(Stored data)
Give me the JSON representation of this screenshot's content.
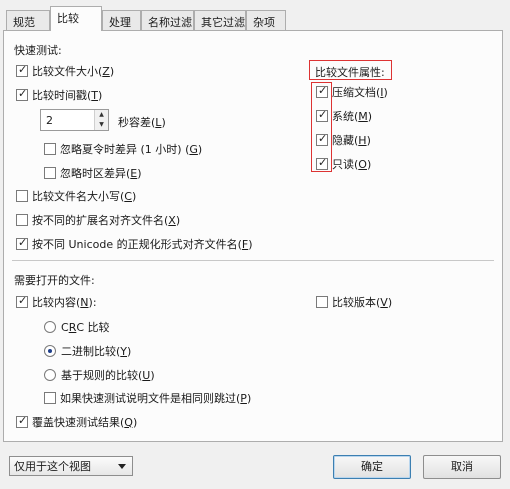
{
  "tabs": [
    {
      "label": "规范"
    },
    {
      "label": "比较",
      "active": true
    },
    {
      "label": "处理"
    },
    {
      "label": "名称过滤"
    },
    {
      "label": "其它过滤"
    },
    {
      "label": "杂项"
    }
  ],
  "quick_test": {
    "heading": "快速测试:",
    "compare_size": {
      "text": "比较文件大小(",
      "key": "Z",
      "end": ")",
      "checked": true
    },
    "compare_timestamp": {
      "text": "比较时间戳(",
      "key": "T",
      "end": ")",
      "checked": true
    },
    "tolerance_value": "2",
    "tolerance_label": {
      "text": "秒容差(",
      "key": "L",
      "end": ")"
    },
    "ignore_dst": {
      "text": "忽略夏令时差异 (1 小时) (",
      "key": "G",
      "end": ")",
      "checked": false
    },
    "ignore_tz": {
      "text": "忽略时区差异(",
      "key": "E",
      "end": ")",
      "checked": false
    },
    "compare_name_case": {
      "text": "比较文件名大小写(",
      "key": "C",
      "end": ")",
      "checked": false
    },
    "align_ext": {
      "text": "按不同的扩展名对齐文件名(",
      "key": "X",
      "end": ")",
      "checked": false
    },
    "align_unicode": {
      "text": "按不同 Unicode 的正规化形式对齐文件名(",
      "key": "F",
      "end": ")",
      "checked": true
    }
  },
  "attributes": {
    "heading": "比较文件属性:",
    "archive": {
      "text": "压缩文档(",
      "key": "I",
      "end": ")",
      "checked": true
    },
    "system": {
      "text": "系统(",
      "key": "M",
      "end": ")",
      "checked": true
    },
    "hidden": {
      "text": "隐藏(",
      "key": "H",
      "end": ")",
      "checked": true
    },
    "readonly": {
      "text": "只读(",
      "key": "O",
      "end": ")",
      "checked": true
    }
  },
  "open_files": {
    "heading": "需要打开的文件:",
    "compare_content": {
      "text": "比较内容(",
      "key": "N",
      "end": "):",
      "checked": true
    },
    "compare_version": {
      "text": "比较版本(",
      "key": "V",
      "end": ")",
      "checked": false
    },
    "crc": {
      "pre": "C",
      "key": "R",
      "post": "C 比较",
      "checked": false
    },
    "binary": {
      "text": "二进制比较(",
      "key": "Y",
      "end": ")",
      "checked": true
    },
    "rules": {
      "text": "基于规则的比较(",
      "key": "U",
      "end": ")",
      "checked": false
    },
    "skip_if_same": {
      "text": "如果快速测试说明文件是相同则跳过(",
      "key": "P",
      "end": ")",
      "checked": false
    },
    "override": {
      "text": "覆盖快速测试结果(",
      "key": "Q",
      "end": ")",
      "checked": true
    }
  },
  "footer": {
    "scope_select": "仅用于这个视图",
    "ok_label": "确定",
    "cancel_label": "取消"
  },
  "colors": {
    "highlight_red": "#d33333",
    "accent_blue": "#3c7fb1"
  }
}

---

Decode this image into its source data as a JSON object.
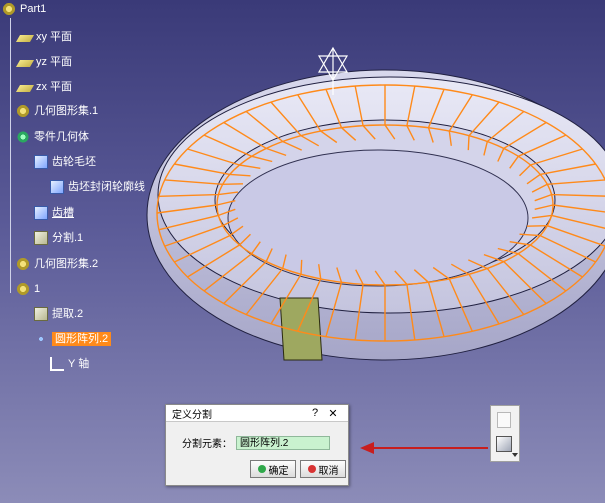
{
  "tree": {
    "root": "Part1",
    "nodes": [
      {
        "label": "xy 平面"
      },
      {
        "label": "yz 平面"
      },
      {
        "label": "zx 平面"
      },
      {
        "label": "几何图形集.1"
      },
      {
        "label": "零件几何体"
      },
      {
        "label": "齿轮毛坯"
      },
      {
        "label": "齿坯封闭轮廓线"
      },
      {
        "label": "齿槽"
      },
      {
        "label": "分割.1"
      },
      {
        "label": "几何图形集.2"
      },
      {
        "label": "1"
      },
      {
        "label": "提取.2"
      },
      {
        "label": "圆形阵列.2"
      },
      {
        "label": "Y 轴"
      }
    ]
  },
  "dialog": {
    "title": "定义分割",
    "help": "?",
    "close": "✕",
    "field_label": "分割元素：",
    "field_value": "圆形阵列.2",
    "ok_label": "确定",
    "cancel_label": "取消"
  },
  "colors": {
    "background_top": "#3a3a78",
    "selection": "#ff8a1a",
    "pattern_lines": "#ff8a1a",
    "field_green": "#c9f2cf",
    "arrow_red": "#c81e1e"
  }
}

To be done –
Lines in the records that hold the word "this" are to be counted; give only the total.

Finished exercise –
2